(begin)

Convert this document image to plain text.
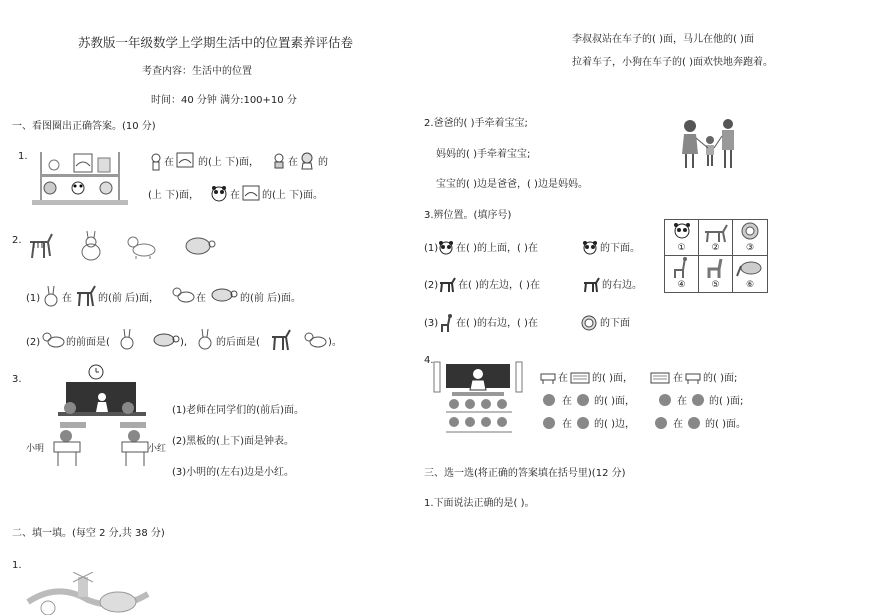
苏教版一年级数学上学期生活中的位置素养评估卷
考查内容：生活中的位置
时间：40 分钟 满分:100+10 分
一、看图圈出正确答案。(10 分)
1.
在 的(上 下)面，	在 的
(上 下)面，	在 的(上 下)面。
2.
(1) 在	的(前 后)面，	在	的(前 后)面。
(2)	的前面是(	),	的后面是(	)。
3.
小明	小红
(1)老师在同学们的(前后)面。
(2)黑板的(上下)面是钟表。
(3)小明的(左右)边是小红。
二、填一填。(每空 2 分,共 38 分)
1.
李叔叔站在车子的( )面，马儿在他的( )面
拉着车子，小狗在车子的( )面欢快地奔跑着。
2.爸爸的( )手牵着宝宝;
妈妈的( )手牵着宝宝;
宝宝的( )边是爸爸，( )边是妈妈。
3.辨位置。(填序号)
(1) 在( )的上面，( )在	的下面。
(2) 在( )的左边，( )在	的右边。
(3) 在( )的右边，( )在	的下面
①	②	③
④	⑤	⑥
4.
在 的( )面，	在 的( )面;
在 的( )面，	在 的( )面;
在 的( )边，	在 的( )面。
三、选一选(将正确的答案填在括号里)(12 分)
1.下面说法正确的是( )。
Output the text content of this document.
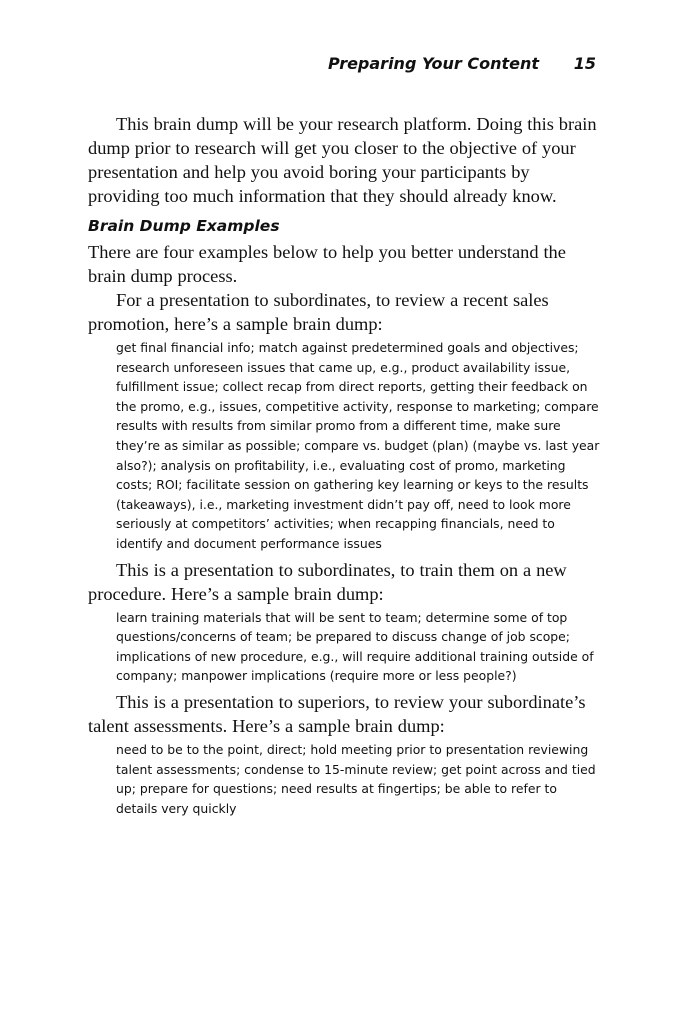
Preparing Your Content 15

This brain dump will be your research platform. Doing this brain dump prior to research will get you closer to the objective of your presentation and help you avoid boring your participants by providing too much information that they should already know.

Brain Dump Examples

There are four examples below to help you better understand the brain dump process.

For a presentation to subordinates, to review a recent sales promotion, here’s a sample brain dump:

get final financial info; match against predetermined goals and objectives; research unforeseen issues that came up, e.g., product availability issue, fulfillment issue; collect recap from direct reports, getting their feedback on the promo, e.g., issues, competitive activity, response to marketing; compare results with results from similar promo from a different time, make sure they’re as similar as possible; compare vs. budget (plan) (maybe vs. last year also?); analysis on profitability, i.e., evaluating cost of promo, marketing costs; ROI; facilitate session on gathering key learning or keys to the results (takeaways), i.e., marketing investment didn’t pay off, need to look more seriously at competitors’ activities; when recapping financials, need to identify and document performance issues

This is a presentation to subordinates, to train them on a new procedure. Here’s a sample brain dump:

learn training materials that will be sent to team; determine some of top questions/concerns of team; be prepared to discuss change of job scope; implications of new procedure, e.g., will require additional training outside of company; manpower implications (require more or less people?)

This is a presentation to superiors, to review your subordinate’s talent assessments. Here’s a sample brain dump:

need to be to the point, direct; hold meeting prior to presentation reviewing talent assessments; condense to 15-minute review; get point across and tied up; prepare for questions; need results at fingertips; be able to refer to details very quickly
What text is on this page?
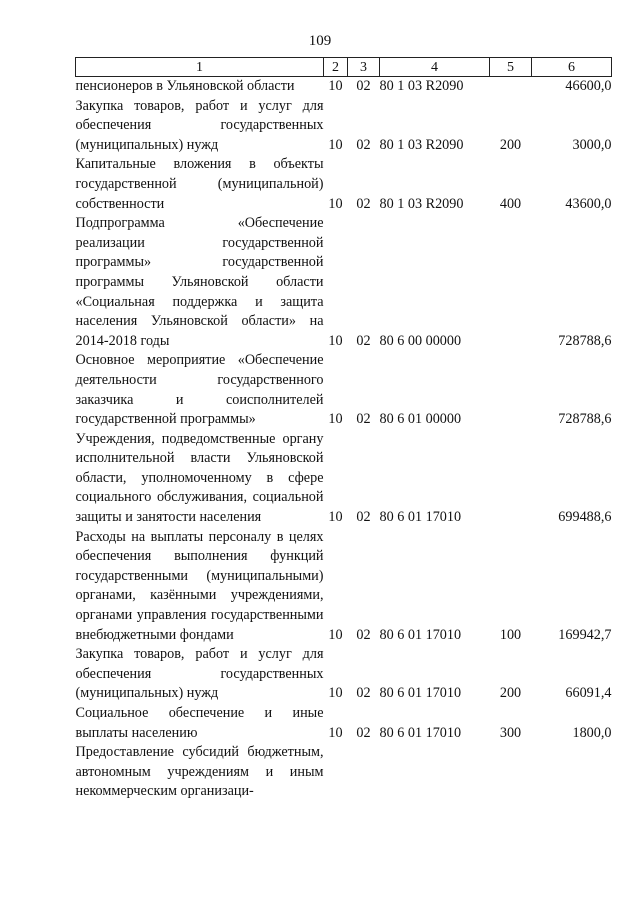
109
1	2	3	4	5	6
пенсионеров в Ульяновской области	10	02	80 1 03 R2090		46600,0
Закупка товаров, работ и услуг для обеспечения государственных (муниципальных) нужд	10	02	80 1 03 R2090	200	3000,0
Капитальные вложения в объекты государственной (муниципальной) собственности	10	02	80 1 03 R2090	400	43600,0
Подпрограмма «Обеспечение реализации государственной программы» государственной программы Ульяновской области «Социальная поддержка и защита населения Ульяновской области» на 2014-2018 годы	10	02	80 6 00 00000		728788,6
Основное мероприятие «Обеспечение деятельности государственного заказчика и соисполнителей государственной программы»	10	02	80 6 01 00000		728788,6
Учреждения, подведомственные органу исполнительной власти Ульяновской области, уполномоченному в сфере социального обслуживания, социальной защиты и занятости населения	10	02	80 6 01 17010		699488,6
Расходы на выплаты персоналу в целях обеспечения выполнения функций государственными (муниципальными) органами, казёнными учреждениями, органами управления государственными внебюджетными фондами	10	02	80 6 01 17010	100	169942,7
Закупка товаров, работ и услуг для обеспечения государственных (муниципальных) нужд	10	02	80 6 01 17010	200	66091,4
Социальное обеспечение и иные выплаты населению	10	02	80 6 01 17010	300	1800,0
Предоставление субсидий бюджетным, автономным учреждениям и иным некоммерческим организаци-					
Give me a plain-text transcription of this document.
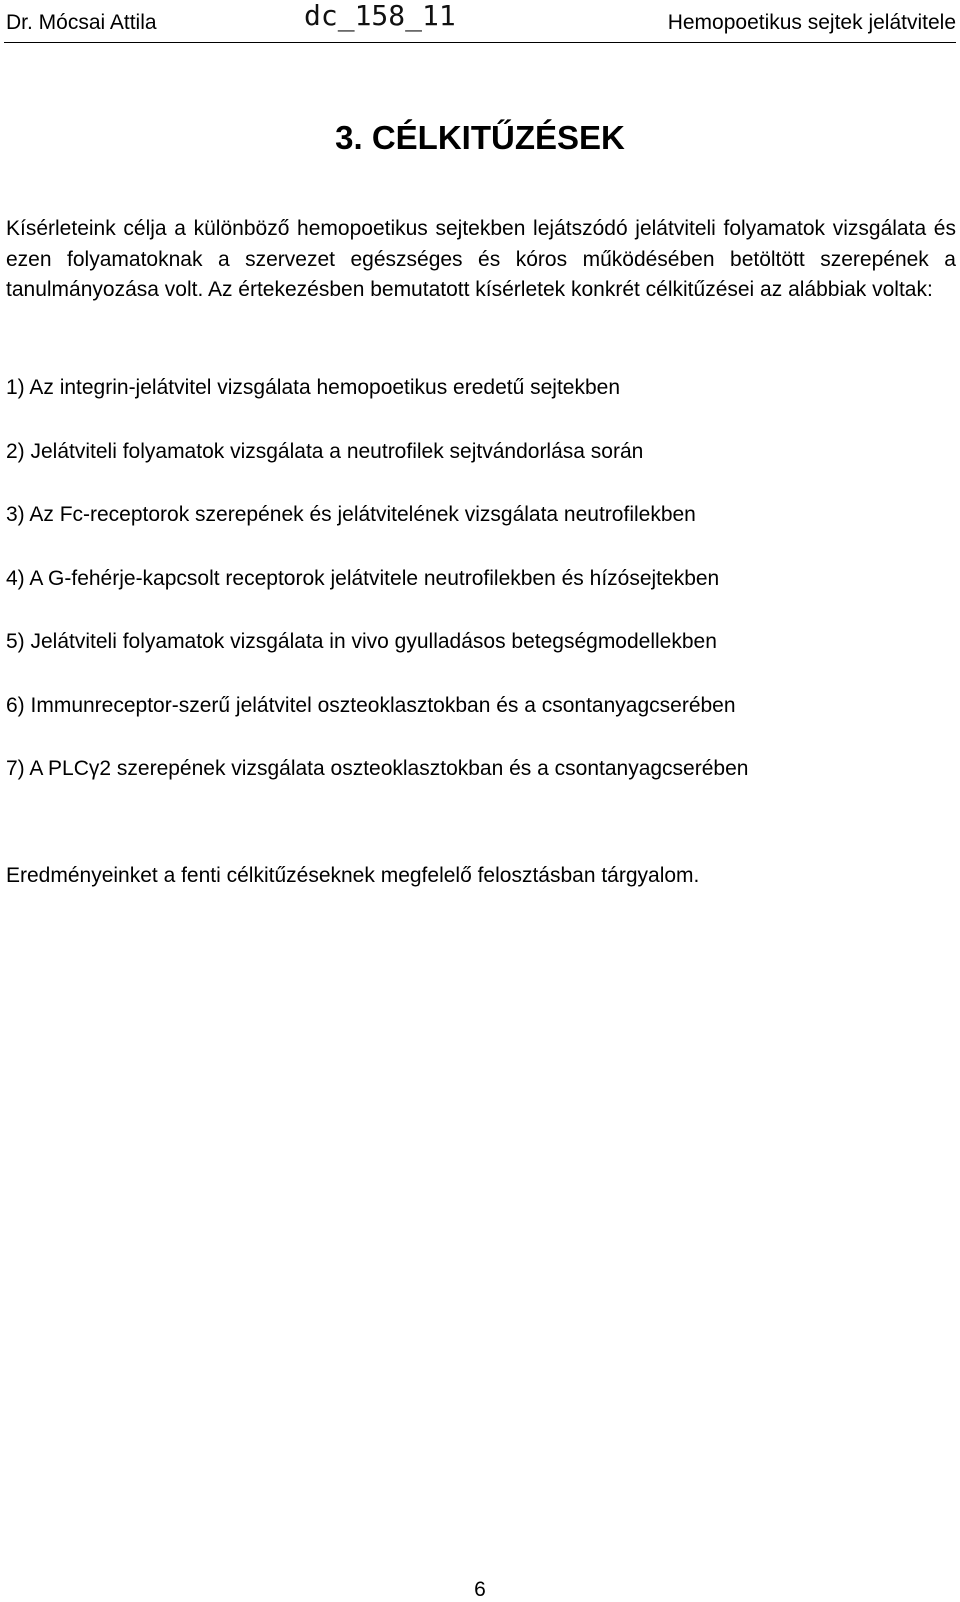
Dr. Mócsai Attila	dc_158_11	Hemopoetikus sejtek jelátvitele
3. CÉLKITŰZÉSEK

Kísérleteink célja a különböző hemopoetikus sejtekben lejátszódó jelátviteli folyamatok vizsgálata és ezen folyamatoknak a szervezet egészséges és kóros működésében betöltött szerepének a tanulmányozása volt. Az értekezésben bemutatott kísérletek konkrét célkitűzései az alábbiak voltak:

1) Az integrin-jelátvitel vizsgálata hemopoetikus eredetű sejtekben
2) Jelátviteli folyamatok vizsgálata a neutrofilek sejtvándorlása során
3) Az Fc-receptorok szerepének és jelátvitelének vizsgálata neutrofilekben
4) A G-fehérje-kapcsolt receptorok jelátvitele neutrofilekben és hízósejtekben
5) Jelátviteli folyamatok vizsgálata in vivo gyulladásos betegségmodellekben
6) Immunreceptor-szerű jelátvitel oszteoklasztokban és a csontanyagcserében
7) A PLCγ2 szerepének vizsgálata oszteoklasztokban és a csontanyagcserében

Eredményeinket a fenti célkitűzéseknek megfelelő felosztásban tárgyalom.

6
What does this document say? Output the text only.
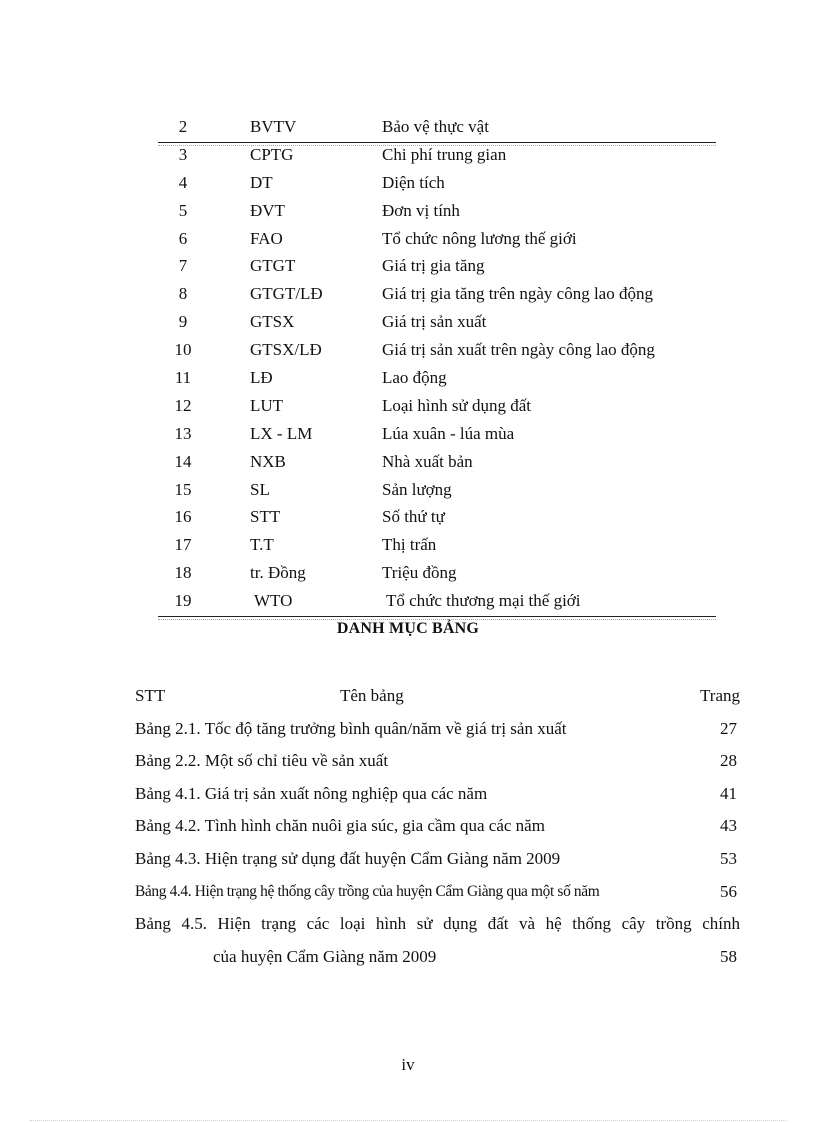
2	BVTV	Bảo vệ thực vật
3	CPTG	Chi phí trung gian
4	DT	Diện tích
5	ĐVT	Đơn vị tính
6	FAO	Tổ chức nông lương thế giới
7	GTGT	Giá trị gia tăng
8	GTGT/LĐ	Giá trị gia tăng trên ngày công lao động
9	GTSX	Giá trị sản xuất
10	GTSX/LĐ	Giá trị sản xuất trên ngày công lao động
11	LĐ	Lao động
12	LUT	Loại hình sử dụng đất
13	LX - LM	Lúa xuân - lúa mùa
14	NXB	Nhà xuất bản
15	SL	Sản lượng
16	STT	Số thứ tự
17	T.T	Thị trấn
18	tr. Đồng	Triệu đồng
19	WTO	Tổ chức thương mại thế giới
DANH MỤC BẢNG
STT	Tên bảng	Trang
Bảng 2.1. Tốc độ tăng trưởng bình quân/năm về giá trị sản xuất	27
Bảng 2.2. Một số chỉ tiêu về sản xuất	28
Bảng 4.1. Giá trị sản xuất nông nghiệp qua các năm	41
Bảng 4.2. Tình hình chăn nuôi gia súc, gia cầm qua các năm	43
Bảng 4.3. Hiện trạng sử dụng đất huyện Cẩm Giàng năm 2009	53
Bảng 4.4. Hiện trạng hệ thống cây trồng của huyện Cẩm Giàng qua một số năm	56
Bảng 4.5. Hiện trạng các loại hình sử dụng đất và hệ thống cây trồng chính
của huyện Cẩm Giàng năm 2009	58
iv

(end)

◆ Exercise task ◆
Check each line of the entries above for the word "населения". List the ones that have it.

◆ Solution to this task ◆
Подпрограмма «Обеспечение реализации государственной программы» государственной программы Ульяновской области «Социальная поддержка и защита населения Ульяновской области» на 2014-2018 годы	10	02	80 6 00 00000		728788,6
Учреждения, подведомственные органу исполнительной власти Ульяновской области, уполномоченному в сфере социального обслуживания, социальной защиты и занятости населения	10	02	80 6 01 17010		699488,6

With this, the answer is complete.